Written problem: It is required that all of the data be written out exactly.

Data entries

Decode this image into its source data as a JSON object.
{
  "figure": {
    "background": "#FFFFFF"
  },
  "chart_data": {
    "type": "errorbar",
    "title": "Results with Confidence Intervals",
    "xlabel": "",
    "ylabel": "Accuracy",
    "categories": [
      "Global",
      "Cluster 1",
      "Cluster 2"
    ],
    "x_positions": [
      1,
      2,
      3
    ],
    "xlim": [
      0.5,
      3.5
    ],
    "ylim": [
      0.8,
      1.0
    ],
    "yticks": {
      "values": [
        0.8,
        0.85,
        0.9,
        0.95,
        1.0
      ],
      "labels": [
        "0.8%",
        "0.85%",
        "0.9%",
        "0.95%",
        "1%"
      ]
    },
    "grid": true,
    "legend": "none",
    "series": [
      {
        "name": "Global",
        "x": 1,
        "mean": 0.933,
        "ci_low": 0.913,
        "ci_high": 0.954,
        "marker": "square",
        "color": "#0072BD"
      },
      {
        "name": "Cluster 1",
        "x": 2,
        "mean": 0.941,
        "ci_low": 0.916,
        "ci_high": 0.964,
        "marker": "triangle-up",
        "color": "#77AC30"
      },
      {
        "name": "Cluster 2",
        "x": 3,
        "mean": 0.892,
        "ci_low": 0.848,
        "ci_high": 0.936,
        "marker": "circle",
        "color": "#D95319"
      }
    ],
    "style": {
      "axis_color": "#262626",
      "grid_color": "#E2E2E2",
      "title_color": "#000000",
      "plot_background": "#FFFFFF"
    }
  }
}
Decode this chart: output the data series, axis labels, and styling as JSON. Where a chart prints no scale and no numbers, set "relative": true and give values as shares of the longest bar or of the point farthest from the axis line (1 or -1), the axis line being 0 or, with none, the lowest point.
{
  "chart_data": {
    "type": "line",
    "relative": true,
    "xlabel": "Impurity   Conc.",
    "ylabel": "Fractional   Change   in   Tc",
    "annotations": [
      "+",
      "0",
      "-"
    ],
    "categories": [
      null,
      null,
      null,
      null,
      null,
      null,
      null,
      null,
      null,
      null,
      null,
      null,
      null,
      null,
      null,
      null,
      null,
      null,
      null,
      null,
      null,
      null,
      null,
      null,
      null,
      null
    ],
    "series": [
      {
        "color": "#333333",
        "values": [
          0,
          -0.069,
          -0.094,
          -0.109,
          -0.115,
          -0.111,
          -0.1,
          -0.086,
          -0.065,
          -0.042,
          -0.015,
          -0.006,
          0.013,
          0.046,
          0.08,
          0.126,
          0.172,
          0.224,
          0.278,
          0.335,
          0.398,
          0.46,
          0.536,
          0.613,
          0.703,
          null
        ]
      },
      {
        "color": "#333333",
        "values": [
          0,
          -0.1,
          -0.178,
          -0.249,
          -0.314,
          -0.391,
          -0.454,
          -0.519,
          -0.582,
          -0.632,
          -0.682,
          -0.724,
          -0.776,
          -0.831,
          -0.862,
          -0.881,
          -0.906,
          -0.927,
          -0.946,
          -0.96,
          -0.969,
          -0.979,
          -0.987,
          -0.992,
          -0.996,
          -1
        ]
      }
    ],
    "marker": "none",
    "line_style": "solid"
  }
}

Full output:
Decode this image into its source data as a JSON object.
{
  "figure": {
    "background": "#FFFFFF"
  },
  "chart_data": {
    "type": "errorbar",
    "title": "Results with Confidence Intervals",
    "xlabel": "",
    "ylabel": "Accuracy",
    "categories": [
      "Global",
      "Cluster 1",
      "Cluster 2"
    ],
    "x_positions": [
      1,
      2,
      3
    ],
    "xlim": [
      0.5,
      3.5
    ],
    "ylim": [
      0.8,
      1.0
    ],
    "yticks": {
      "values": [
        0.8,
        0.85,
        0.9,
        0.95,
        1.0
      ],
      "labels": [
        "0.8%",
        "0.85%",
        "0.9%",
        "0.95%",
        "1%"
      ]
    },
    "grid": true,
    "legend": "none",
    "series": [
      {
        "name": "Global",
        "x": 1,
        "mean": 0.933,
        "ci_low": 0.913,
        "ci_high": 0.954,
        "marker": "square",
        "color": "#0072BD"
      },
      {
        "name": "Cluster 1",
        "x": 2,
        "mean": 0.941,
        "ci_low": 0.916,
        "ci_high": 0.964,
        "marker": "triangle-up",
        "color": "#77AC30"
      },
      {
        "name": "Cluster 2",
        "x": 3,
        "mean": 0.892,
        "ci_low": 0.848,
        "ci_high": 0.936,
        "marker": "circle",
        "color": "#D95319"
      }
    ],
    "style": {
      "axis_color": "#262626",
      "grid_color": "#E2E2E2",
      "title_color": "#000000",
      "plot_background": "#FFFFFF"
    }
  }
}
Decode this chart: output the data series, axis labels, and styling as JSON. Where a chart prints no scale and no numbers, set "relative": true and give values as shares of the longest bar or of the point farthest from the axis line (1 or -1), the axis line being 0 or, with none, the lowest point.
{
  "chart_data": {
    "type": "line",
    "relative": true,
    "xlabel": "Impurity   Conc.",
    "ylabel": "Fractional   Change   in   Tc",
    "annotations": [
      "+",
      "0",
      "-"
    ],
    "categories": [
      null,
      null,
      null,
      null,
      null,
      null,
      null,
      null,
      null,
      null,
      null,
      null,
      null,
      null,
      null,
      null,
      null,
      null,
      null,
      null,
      null,
      null,
      null,
      null,
      null,
      null
    ],
    "series": [
      {
        "color": "#333333",
        "values": [
          0,
          -0.069,
          -0.094,
          -0.109,
          -0.115,
          -0.111,
          -0.1,
          -0.086,
          -0.065,
          -0.042,
          -0.015,
          -0.006,
          0.013,
          0.046,
          0.08,
          0.126,
          0.172,
          0.224,
          0.278,
          0.335,
          0.398,
          0.46,
          0.536,
          0.613,
          0.703,
          null
        ]
      },
      {
        "color": "#333333",
        "values": [
          0,
          -0.1,
          -0.178,
          -0.249,
          -0.314,
          -0.391,
          -0.454,
          -0.519,
          -0.582,
          -0.632,
          -0.682,
          -0.724,
          -0.776,
          -0.831,
          -0.862,
          -0.881,
          -0.906,
          -0.927,
          -0.946,
          -0.96,
          -0.969,
          -0.979,
          -0.987,
          -0.992,
          -0.996,
          -1
        ]
      }
    ],
    "marker": "none",
    "line_style": "solid"
  }
}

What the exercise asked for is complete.